[BEGIN]
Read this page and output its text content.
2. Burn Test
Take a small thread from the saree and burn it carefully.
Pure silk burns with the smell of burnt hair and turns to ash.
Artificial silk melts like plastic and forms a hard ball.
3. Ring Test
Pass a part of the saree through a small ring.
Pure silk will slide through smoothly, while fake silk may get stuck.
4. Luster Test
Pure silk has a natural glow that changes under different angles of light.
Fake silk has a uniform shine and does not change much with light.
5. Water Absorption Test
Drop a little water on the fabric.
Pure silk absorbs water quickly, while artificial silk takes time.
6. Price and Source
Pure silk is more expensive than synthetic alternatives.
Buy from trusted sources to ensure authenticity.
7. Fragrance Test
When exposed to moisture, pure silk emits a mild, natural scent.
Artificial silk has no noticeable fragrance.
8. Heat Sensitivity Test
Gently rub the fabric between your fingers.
[END]
▶ **Short exercise**
Your task is to retype all the records above with nothing left out.

▶ **Worked solution**
Read this page and output its text content.
2. Burn Test
Take a small thread from the saree and burn it carefully.
Pure silk burns with the smell of burnt hair and turns to ash.
Artificial silk melts like plastic and forms a hard ball.
3. Ring Test
Pass a part of the saree through a small ring.
Pure silk will slide through smoothly, while fake silk may get stuck.
4. Luster Test
Pure silk has a natural glow that changes under different angles of light.
Fake silk has a uniform shine and does not change much with light.
5. Water Absorption Test
Drop a little water on the fabric.
Pure silk absorbs water quickly, while artificial silk takes time.
6. Price and Source
Pure silk is more expensive than synthetic alternatives.
Buy from trusted sources to ensure authenticity.
7. Fragrance Test
When exposed to moisture, pure silk emits a mild, natural scent.
Artificial silk has no noticeable fragrance.
8. Heat Sensitivity Test
Gently rub the fabric between your fingers.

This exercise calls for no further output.